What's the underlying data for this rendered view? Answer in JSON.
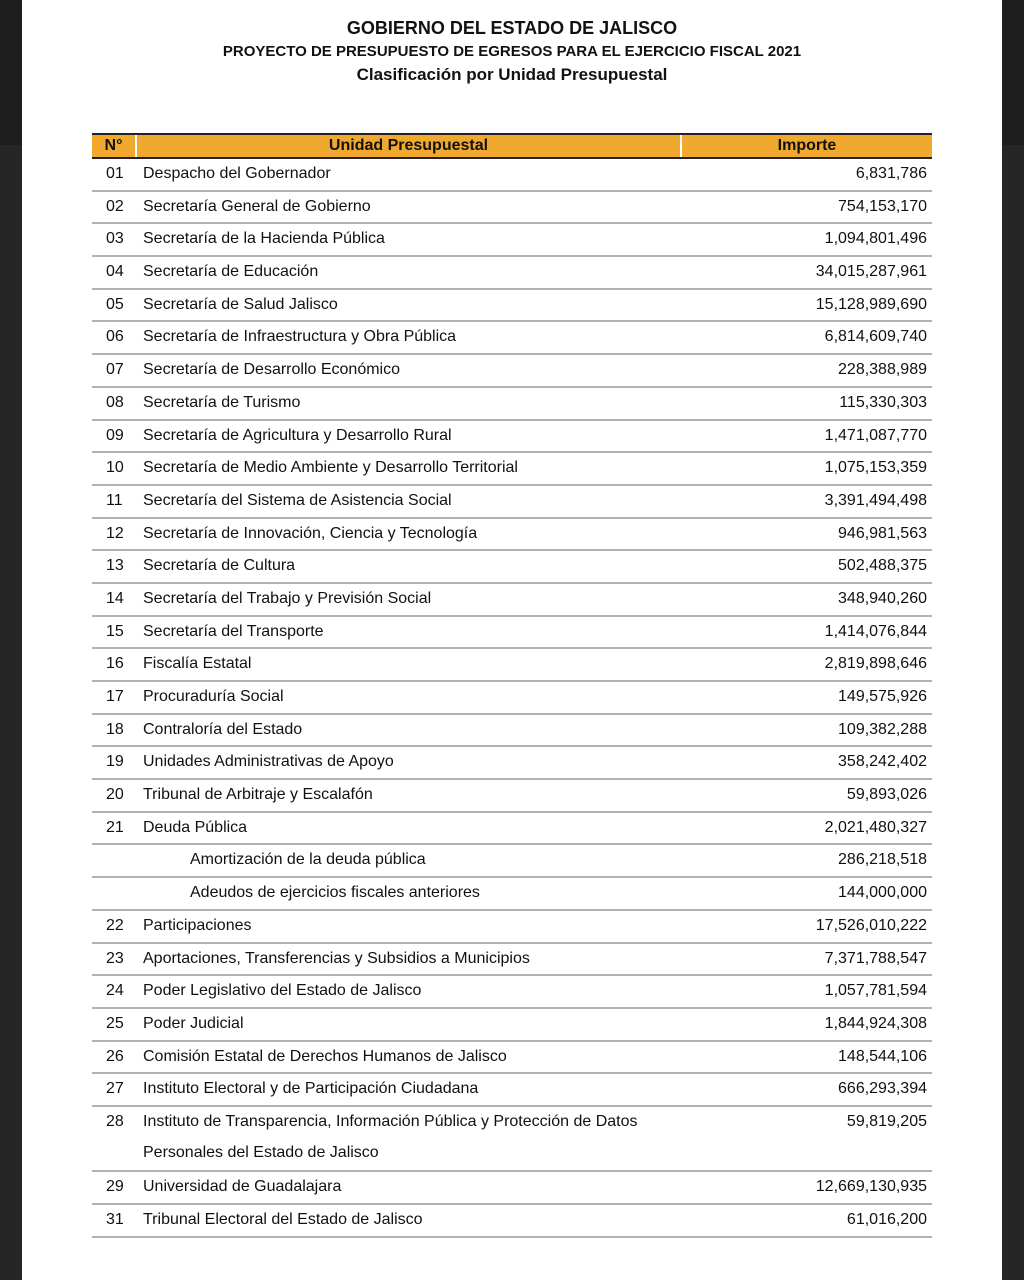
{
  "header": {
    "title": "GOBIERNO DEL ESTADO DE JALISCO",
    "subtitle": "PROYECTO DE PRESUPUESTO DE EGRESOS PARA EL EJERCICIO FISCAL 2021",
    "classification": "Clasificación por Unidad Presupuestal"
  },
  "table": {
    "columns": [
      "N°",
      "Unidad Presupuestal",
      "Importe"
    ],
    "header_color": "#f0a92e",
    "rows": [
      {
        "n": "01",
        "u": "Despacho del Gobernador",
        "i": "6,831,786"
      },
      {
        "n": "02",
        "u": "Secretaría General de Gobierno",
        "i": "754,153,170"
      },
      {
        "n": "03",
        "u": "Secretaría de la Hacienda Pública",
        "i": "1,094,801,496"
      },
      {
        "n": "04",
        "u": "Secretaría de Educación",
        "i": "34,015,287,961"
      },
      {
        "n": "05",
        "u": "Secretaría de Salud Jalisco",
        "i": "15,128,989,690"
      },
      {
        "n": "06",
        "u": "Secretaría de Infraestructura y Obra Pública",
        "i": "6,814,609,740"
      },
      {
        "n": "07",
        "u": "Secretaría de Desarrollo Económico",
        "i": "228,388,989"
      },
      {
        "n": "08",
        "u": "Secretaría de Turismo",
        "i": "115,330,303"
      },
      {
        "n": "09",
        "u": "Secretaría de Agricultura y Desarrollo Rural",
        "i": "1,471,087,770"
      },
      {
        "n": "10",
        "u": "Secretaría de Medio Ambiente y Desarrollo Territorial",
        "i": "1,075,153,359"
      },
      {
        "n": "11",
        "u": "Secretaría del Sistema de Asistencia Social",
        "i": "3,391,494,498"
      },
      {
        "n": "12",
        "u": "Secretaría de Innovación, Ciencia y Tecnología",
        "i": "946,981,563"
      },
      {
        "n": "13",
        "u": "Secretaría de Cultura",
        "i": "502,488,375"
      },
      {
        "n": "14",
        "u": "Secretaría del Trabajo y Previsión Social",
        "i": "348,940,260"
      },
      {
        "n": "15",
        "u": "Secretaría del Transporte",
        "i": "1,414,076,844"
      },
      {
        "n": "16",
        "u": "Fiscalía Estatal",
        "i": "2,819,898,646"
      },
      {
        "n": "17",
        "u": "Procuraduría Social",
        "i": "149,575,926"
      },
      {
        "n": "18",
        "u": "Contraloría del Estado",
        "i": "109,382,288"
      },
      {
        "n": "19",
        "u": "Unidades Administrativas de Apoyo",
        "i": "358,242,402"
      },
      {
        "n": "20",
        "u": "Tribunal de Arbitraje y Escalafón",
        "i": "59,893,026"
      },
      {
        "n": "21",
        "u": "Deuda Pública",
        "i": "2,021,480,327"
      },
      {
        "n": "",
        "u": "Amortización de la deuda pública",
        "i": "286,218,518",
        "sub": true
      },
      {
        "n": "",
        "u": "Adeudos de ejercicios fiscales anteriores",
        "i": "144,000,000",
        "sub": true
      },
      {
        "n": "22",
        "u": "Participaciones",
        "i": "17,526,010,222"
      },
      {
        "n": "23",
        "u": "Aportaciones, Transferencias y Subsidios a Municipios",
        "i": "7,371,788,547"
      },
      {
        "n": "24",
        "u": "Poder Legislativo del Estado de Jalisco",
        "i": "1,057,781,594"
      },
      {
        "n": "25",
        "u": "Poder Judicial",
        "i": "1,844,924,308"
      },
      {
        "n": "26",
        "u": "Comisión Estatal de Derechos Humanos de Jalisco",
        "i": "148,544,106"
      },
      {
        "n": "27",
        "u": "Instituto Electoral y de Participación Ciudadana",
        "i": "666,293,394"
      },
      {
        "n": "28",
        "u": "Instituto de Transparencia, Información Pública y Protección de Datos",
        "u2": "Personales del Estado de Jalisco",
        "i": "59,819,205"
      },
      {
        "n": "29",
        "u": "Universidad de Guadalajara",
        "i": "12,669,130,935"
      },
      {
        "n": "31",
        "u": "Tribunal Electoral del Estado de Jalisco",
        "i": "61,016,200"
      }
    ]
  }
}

◆ ◆ ◆ ◆ ◆ ◆ ◆

» YOUR GOAL
Omitting all images, print the listing exactly.

» THE REPLY
What's the underlying data for this rendered view? Answer in JSON.
{
  "header": {
    "title": "GOBIERNO DEL ESTADO DE JALISCO",
    "subtitle": "PROYECTO DE PRESUPUESTO DE EGRESOS PARA EL EJERCICIO FISCAL 2021",
    "classification": "Clasificación por Unidad Presupuestal"
  },
  "table": {
    "columns": [
      "N°",
      "Unidad Presupuestal",
      "Importe"
    ],
    "header_color": "#f0a92e",
    "rows": [
      {
        "n": "01",
        "u": "Despacho del Gobernador",
        "i": "6,831,786"
      },
      {
        "n": "02",
        "u": "Secretaría General de Gobierno",
        "i": "754,153,170"
      },
      {
        "n": "03",
        "u": "Secretaría de la Hacienda Pública",
        "i": "1,094,801,496"
      },
      {
        "n": "04",
        "u": "Secretaría de Educación",
        "i": "34,015,287,961"
      },
      {
        "n": "05",
        "u": "Secretaría de Salud Jalisco",
        "i": "15,128,989,690"
      },
      {
        "n": "06",
        "u": "Secretaría de Infraestructura y Obra Pública",
        "i": "6,814,609,740"
      },
      {
        "n": "07",
        "u": "Secretaría de Desarrollo Económico",
        "i": "228,388,989"
      },
      {
        "n": "08",
        "u": "Secretaría de Turismo",
        "i": "115,330,303"
      },
      {
        "n": "09",
        "u": "Secretaría de Agricultura y Desarrollo Rural",
        "i": "1,471,087,770"
      },
      {
        "n": "10",
        "u": "Secretaría de Medio Ambiente y Desarrollo Territorial",
        "i": "1,075,153,359"
      },
      {
        "n": "11",
        "u": "Secretaría del Sistema de Asistencia Social",
        "i": "3,391,494,498"
      },
      {
        "n": "12",
        "u": "Secretaría de Innovación, Ciencia y Tecnología",
        "i": "946,981,563"
      },
      {
        "n": "13",
        "u": "Secretaría de Cultura",
        "i": "502,488,375"
      },
      {
        "n": "14",
        "u": "Secretaría del Trabajo y Previsión Social",
        "i": "348,940,260"
      },
      {
        "n": "15",
        "u": "Secretaría del Transporte",
        "i": "1,414,076,844"
      },
      {
        "n": "16",
        "u": "Fiscalía Estatal",
        "i": "2,819,898,646"
      },
      {
        "n": "17",
        "u": "Procuraduría Social",
        "i": "149,575,926"
      },
      {
        "n": "18",
        "u": "Contraloría del Estado",
        "i": "109,382,288"
      },
      {
        "n": "19",
        "u": "Unidades Administrativas de Apoyo",
        "i": "358,242,402"
      },
      {
        "n": "20",
        "u": "Tribunal de Arbitraje y Escalafón",
        "i": "59,893,026"
      },
      {
        "n": "21",
        "u": "Deuda Pública",
        "i": "2,021,480,327"
      },
      {
        "n": "",
        "u": "Amortización de la deuda pública",
        "i": "286,218,518",
        "sub": true
      },
      {
        "n": "",
        "u": "Adeudos de ejercicios fiscales anteriores",
        "i": "144,000,000",
        "sub": true
      },
      {
        "n": "22",
        "u": "Participaciones",
        "i": "17,526,010,222"
      },
      {
        "n": "23",
        "u": "Aportaciones, Transferencias y Subsidios a Municipios",
        "i": "7,371,788,547"
      },
      {
        "n": "24",
        "u": "Poder Legislativo del Estado de Jalisco",
        "i": "1,057,781,594"
      },
      {
        "n": "25",
        "u": "Poder Judicial",
        "i": "1,844,924,308"
      },
      {
        "n": "26",
        "u": "Comisión Estatal de Derechos Humanos de Jalisco",
        "i": "148,544,106"
      },
      {
        "n": "27",
        "u": "Instituto Electoral y de Participación Ciudadana",
        "i": "666,293,394"
      },
      {
        "n": "28",
        "u": "Instituto de Transparencia, Información Pública y Protección de Datos",
        "u2": "Personales del Estado de Jalisco",
        "i": "59,819,205"
      },
      {
        "n": "29",
        "u": "Universidad de Guadalajara",
        "i": "12,669,130,935"
      },
      {
        "n": "31",
        "u": "Tribunal Electoral del Estado de Jalisco",
        "i": "61,016,200"
      }
    ]
  }
}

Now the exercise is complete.